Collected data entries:

·····

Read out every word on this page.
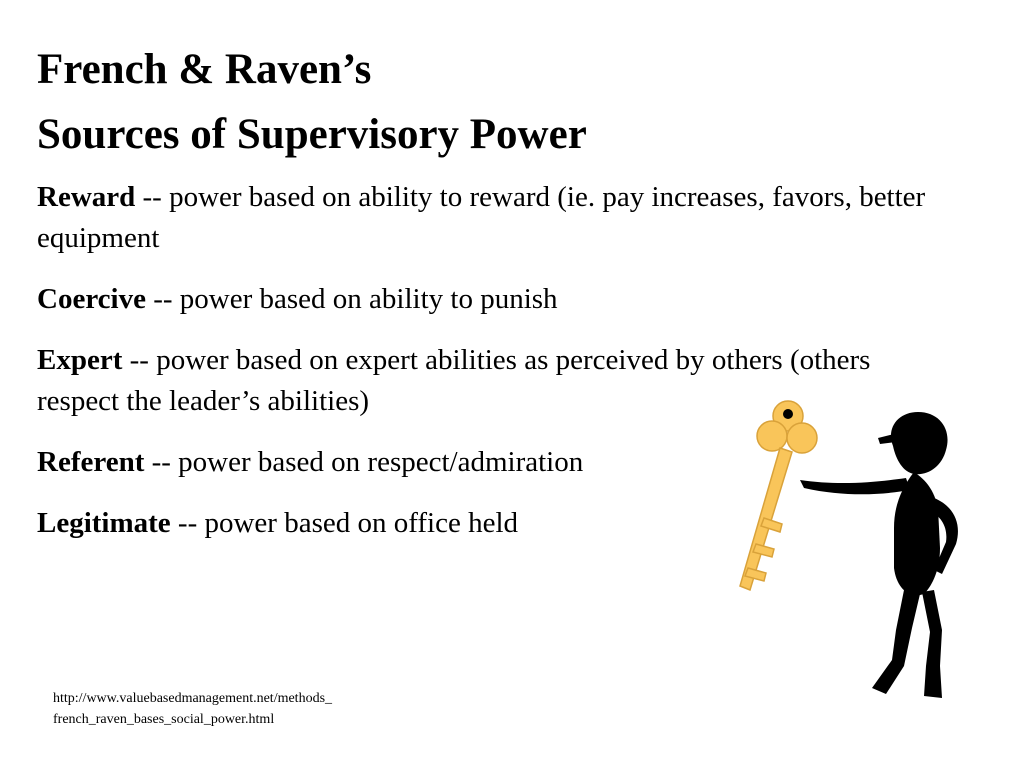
French & Raven’s
Sources of Supervisory Power

Reward -- power based on ability to reward (ie. pay increases, favors, better equipment

Coercive -- power based on ability to punish

Expert -- power based on expert abilities as perceived by others (others respect the leader’s abilities)

Referent -- power based on respect/admiration

Legitimate -- power based on office held

http://www.valuebasedmanagement.net/methods_
french_raven_bases_social_power.html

·····

== WHAT IS ASKED ==
In the entries above, identify each line that includes the string "ability", then copy it.

== CORRECT OUTPUT ==
Reward -- power based on ability to reward (ie. pay increases, favors, better equipment
Coercive -- power based on ability to punish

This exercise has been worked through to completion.